#### What to work on:
Retype the data that follows line by line, exactly, and leave its pictures out.

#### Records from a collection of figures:
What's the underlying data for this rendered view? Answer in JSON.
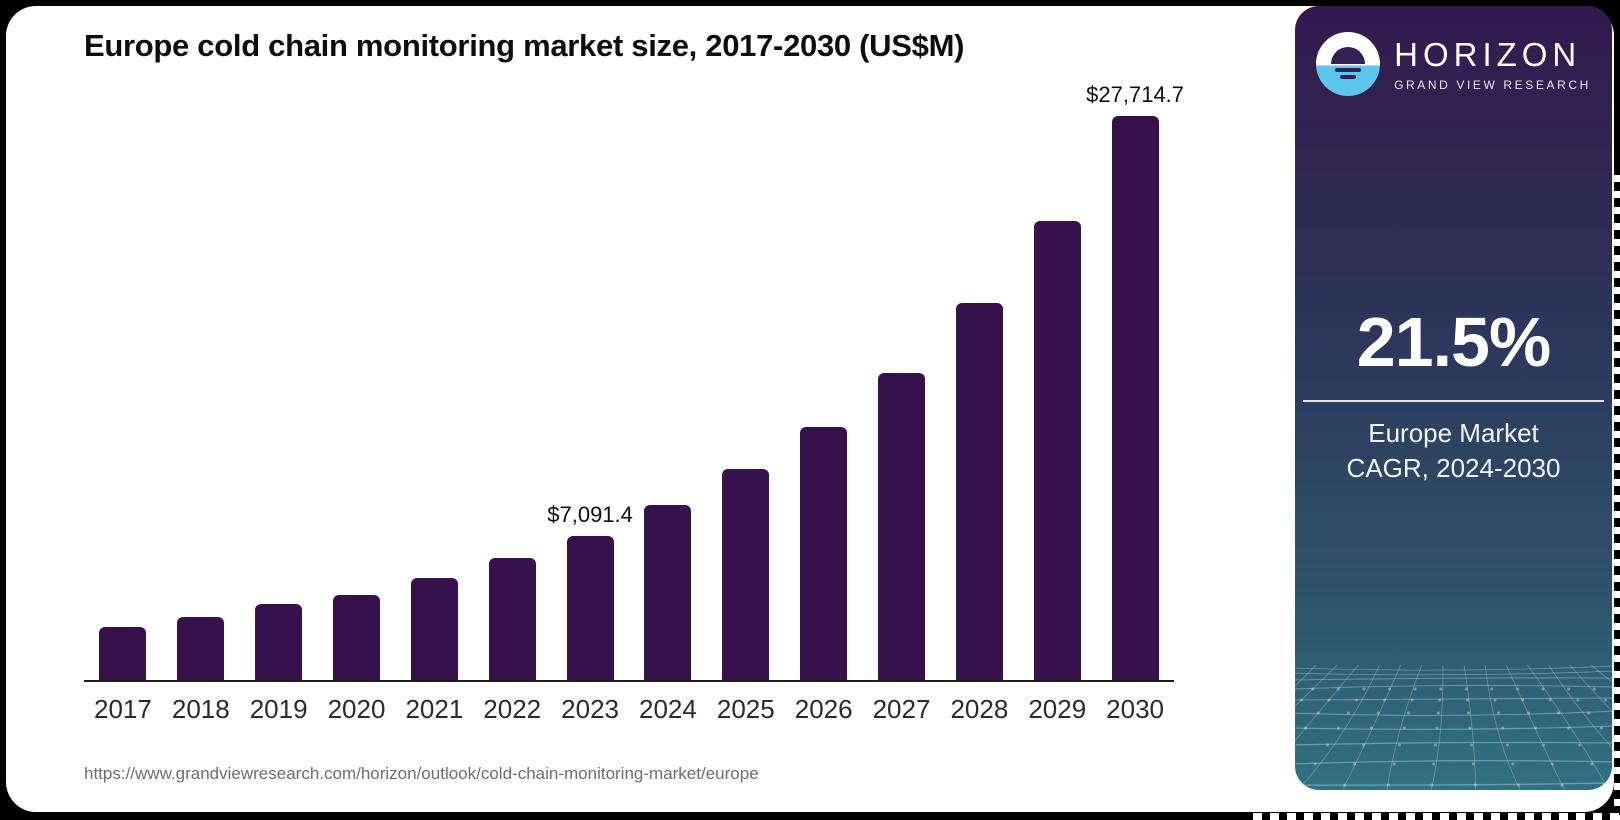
{
  "page": {
    "background": "#000000",
    "card_background": "#ffffff"
  },
  "chart": {
    "title": "Europe cold chain monitoring market size, 2017-2030 (US$M)",
    "source_url": "https://www.grandviewresearch.com/horizon/outlook/cold-chain-monitoring-market/europe"
  },
  "chart_data": {
    "type": "bar",
    "title": "Europe cold chain monitoring market size, 2017-2030 (US$M)",
    "unit": "US$M",
    "categories": [
      "2017",
      "2018",
      "2019",
      "2020",
      "2021",
      "2022",
      "2023",
      "2024",
      "2025",
      "2026",
      "2027",
      "2028",
      "2029",
      "2030"
    ],
    "values": [
      2605,
      3095,
      3735,
      4175,
      5010,
      6000,
      7091.4,
      8600,
      10370,
      12430,
      15090,
      18525,
      22555,
      27714.7
    ],
    "data_labels": {
      "2023": "$7,091.4",
      "2030": "$27,714.7"
    },
    "ylim": [
      0,
      27714.7
    ],
    "xlabel": "",
    "ylabel": "",
    "grid": false,
    "legend": false,
    "bar_color": "#36114B"
  },
  "sidebar": {
    "brand": {
      "name": "HORIZON",
      "tagline": "GRAND VIEW RESEARCH"
    },
    "stat": {
      "value": "21.5%",
      "caption": [
        "Europe Market",
        "CAGR, 2024-2030"
      ]
    },
    "colors": {
      "accent_blue": "#5BC6EC",
      "gradient_top": "#33194E",
      "gradient_middle": "#2B3A5E",
      "gradient_bottom": "#317083",
      "mesh_line": "#CFE3E8"
    }
  }
}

#### Exercise answer:
What's the underlying data for this rendered view? Answer in JSON.
{
  "page": {
    "background": "#000000",
    "card_background": "#ffffff"
  },
  "chart": {
    "title": "Europe cold chain monitoring market size, 2017-2030 (US$M)",
    "source_url": "https://www.grandviewresearch.com/horizon/outlook/cold-chain-monitoring-market/europe"
  },
  "chart_data": {
    "type": "bar",
    "title": "Europe cold chain monitoring market size, 2017-2030 (US$M)",
    "unit": "US$M",
    "categories": [
      "2017",
      "2018",
      "2019",
      "2020",
      "2021",
      "2022",
      "2023",
      "2024",
      "2025",
      "2026",
      "2027",
      "2028",
      "2029",
      "2030"
    ],
    "values": [
      2605,
      3095,
      3735,
      4175,
      5010,
      6000,
      7091.4,
      8600,
      10370,
      12430,
      15090,
      18525,
      22555,
      27714.7
    ],
    "data_labels": {
      "2023": "$7,091.4",
      "2030": "$27,714.7"
    },
    "ylim": [
      0,
      27714.7
    ],
    "xlabel": "",
    "ylabel": "",
    "grid": false,
    "legend": false,
    "bar_color": "#36114B"
  },
  "sidebar": {
    "brand": {
      "name": "HORIZON",
      "tagline": "GRAND VIEW RESEARCH"
    },
    "stat": {
      "value": "21.5%",
      "caption": [
        "Europe Market",
        "CAGR, 2024-2030"
      ]
    },
    "colors": {
      "accent_blue": "#5BC6EC",
      "gradient_top": "#33194E",
      "gradient_middle": "#2B3A5E",
      "gradient_bottom": "#317083",
      "mesh_line": "#CFE3E8"
    }
  }
}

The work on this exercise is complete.